-- start --

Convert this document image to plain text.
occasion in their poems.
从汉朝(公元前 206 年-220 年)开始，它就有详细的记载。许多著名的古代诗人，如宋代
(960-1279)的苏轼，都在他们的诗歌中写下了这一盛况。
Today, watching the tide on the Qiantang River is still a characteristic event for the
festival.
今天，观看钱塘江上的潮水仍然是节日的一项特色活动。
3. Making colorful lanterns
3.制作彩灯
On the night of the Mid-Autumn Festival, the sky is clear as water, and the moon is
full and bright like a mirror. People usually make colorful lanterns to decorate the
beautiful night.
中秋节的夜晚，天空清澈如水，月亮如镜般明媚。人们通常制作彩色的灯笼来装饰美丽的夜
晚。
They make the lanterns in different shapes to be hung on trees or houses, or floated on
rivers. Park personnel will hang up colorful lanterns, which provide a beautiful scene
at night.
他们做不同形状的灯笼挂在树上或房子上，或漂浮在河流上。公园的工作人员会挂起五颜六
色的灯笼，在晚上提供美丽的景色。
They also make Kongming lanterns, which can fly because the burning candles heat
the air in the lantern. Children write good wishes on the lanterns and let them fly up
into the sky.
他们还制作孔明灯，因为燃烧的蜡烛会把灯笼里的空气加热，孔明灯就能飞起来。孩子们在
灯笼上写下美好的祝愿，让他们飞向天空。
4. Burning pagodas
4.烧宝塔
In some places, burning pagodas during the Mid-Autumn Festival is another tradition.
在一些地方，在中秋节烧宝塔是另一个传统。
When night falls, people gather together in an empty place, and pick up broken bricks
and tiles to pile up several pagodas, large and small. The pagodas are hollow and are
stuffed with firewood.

-- end --

→ Requirements: Search the entries for the word "pagodas" and gather every line where it appears.

→ Written answer:
4. Burning pagodas
In some places, burning pagodas during the Mid-Autumn Festival is another tradition.
and tiles to pile up several pagodas, large and small. The pagodas are hollow and are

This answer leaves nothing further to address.